**Exercise requirements**
Reproduce the records below exactly as they appear.

**Supplied information**
»»
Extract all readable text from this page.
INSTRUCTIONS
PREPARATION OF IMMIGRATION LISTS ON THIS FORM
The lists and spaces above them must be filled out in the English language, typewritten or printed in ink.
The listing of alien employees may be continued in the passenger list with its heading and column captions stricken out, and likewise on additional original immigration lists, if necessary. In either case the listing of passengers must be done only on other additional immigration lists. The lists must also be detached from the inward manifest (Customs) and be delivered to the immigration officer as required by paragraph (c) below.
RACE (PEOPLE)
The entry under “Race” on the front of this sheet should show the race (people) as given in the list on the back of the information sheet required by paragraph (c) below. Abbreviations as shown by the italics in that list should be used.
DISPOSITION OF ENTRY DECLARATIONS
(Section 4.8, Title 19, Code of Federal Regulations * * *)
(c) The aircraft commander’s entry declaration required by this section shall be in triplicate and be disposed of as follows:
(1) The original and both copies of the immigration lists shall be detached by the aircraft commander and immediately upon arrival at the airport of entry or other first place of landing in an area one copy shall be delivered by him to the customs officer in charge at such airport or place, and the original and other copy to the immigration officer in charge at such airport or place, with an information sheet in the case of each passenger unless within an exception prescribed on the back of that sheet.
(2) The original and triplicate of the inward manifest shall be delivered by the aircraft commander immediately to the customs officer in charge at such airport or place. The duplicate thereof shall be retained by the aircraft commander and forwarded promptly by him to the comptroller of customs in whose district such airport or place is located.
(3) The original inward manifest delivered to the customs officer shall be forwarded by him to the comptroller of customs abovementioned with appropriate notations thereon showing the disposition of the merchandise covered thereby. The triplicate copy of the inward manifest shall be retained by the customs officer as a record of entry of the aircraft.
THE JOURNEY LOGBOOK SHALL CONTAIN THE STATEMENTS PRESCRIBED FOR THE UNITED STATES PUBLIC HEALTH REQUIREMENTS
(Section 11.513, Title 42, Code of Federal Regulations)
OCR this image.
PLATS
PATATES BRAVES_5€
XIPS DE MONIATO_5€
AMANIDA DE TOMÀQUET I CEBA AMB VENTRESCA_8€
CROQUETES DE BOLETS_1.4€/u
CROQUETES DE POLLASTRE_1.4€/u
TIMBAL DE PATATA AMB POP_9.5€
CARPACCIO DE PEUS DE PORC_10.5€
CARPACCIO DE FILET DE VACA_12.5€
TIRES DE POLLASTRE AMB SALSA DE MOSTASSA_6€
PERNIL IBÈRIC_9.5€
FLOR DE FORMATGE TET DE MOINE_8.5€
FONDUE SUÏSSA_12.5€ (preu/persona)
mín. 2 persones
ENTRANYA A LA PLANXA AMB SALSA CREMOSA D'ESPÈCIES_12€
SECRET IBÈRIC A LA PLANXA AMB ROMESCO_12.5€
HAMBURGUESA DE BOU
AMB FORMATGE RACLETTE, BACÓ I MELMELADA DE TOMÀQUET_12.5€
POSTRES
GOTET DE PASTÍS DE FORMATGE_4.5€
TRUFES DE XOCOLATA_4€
««
**Solution to the exercise**
Extract all readable text from this page.
INSTRUCTIONS
PREPARATION OF IMMIGRATION LISTS ON THIS FORM
The lists and spaces above them must be filled out in the English language, typewritten or printed in ink.
The listing of alien employees may be continued in the passenger list with its heading and column captions stricken out, and likewise on additional original immigration lists, if necessary. In either case the listing of passengers must be done only on other additional immigration lists. The lists must also be detached from the inward manifest (Customs) and be delivered to the immigration officer as required by paragraph (c) below.
RACE (PEOPLE)
The entry under “Race” on the front of this sheet should show the race (people) as given in the list on the back of the information sheet required by paragraph (c) below. Abbreviations as shown by the italics in that list should be used.
DISPOSITION OF ENTRY DECLARATIONS
(Section 4.8, Title 19, Code of Federal Regulations * * *)
(c) The aircraft commander’s entry declaration required by this section shall be in triplicate and be disposed of as follows:
(1) The original and both copies of the immigration lists shall be detached by the aircraft commander and immediately upon arrival at the airport of entry or other first place of landing in an area one copy shall be delivered by him to the customs officer in charge at such airport or place, and the original and other copy to the immigration officer in charge at such airport or place, with an information sheet in the case of each passenger unless within an exception prescribed on the back of that sheet.
(2) The original and triplicate of the inward manifest shall be delivered by the aircraft commander immediately to the customs officer in charge at such airport or place. The duplicate thereof shall be retained by the aircraft commander and forwarded promptly by him to the comptroller of customs in whose district such airport or place is located.
(3) The original inward manifest delivered to the customs officer shall be forwarded by him to the comptroller of customs abovementioned with appropriate notations thereon showing the disposition of the merchandise covered thereby. The triplicate copy of the inward manifest shall be retained by the customs officer as a record of entry of the aircraft.
THE JOURNEY LOGBOOK SHALL CONTAIN THE STATEMENTS PRESCRIBED FOR THE UNITED STATES PUBLIC HEALTH REQUIREMENTS
(Section 11.513, Title 42, Code of Federal Regulations)
OCR this image.
PLATS
PATATES BRAVES_5€
XIPS DE MONIATO_5€
AMANIDA DE TOMÀQUET I CEBA AMB VENTRESCA_8€
CROQUETES DE BOLETS_1.4€/u
CROQUETES DE POLLASTRE_1.4€/u
TIMBAL DE PATATA AMB POP_9.5€
CARPACCIO DE PEUS DE PORC_10.5€
CARPACCIO DE FILET DE VACA_12.5€
TIRES DE POLLASTRE AMB SALSA DE MOSTASSA_6€
PERNIL IBÈRIC_9.5€
FLOR DE FORMATGE TET DE MOINE_8.5€
FONDUE SUÏSSA_12.5€ (preu/persona)
mín. 2 persones
ENTRANYA A LA PLANXA AMB SALSA CREMOSA D'ESPÈCIES_12€
SECRET IBÈRIC A LA PLANXA AMB ROMESCO_12.5€
HAMBURGUESA DE BOU
AMB FORMATGE RACLETTE, BACÓ I MELMELADA DE TOMÀQUET_12.5€
POSTRES
GOTET DE PASTÍS DE FORMATGE_4.5€
TRUFES DE XOCOLATA_4€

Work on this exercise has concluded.